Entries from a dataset

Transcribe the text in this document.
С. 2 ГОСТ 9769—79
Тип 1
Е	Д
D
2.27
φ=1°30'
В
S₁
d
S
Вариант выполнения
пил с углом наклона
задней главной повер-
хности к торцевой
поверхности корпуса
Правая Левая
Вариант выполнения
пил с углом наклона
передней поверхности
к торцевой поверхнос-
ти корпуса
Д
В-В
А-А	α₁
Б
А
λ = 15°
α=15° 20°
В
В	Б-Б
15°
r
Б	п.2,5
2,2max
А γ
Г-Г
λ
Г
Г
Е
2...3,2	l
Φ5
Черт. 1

Aim: Retype all of the material above with every character intact.

The response:
Transcribe the text in this document.
С. 2 ГОСТ 9769—79
Тип 1
Е	Д
D
2.27
φ=1°30'
В
S₁
d
S
Вариант выполнения
пил с углом наклона
задней главной повер-
хности к торцевой
поверхности корпуса
Правая Левая
Вариант выполнения
пил с углом наклона
передней поверхности
к торцевой поверхнос-
ти корпуса
Д
В-В
А-А	α₁
Б
А
λ = 15°
α=15° 20°
В
В	Б-Б
15°
r
Б	п.2,5
2,2max
А γ
Г-Г
λ
Г
Г
Е
2...3,2	l
Φ5
Черт. 1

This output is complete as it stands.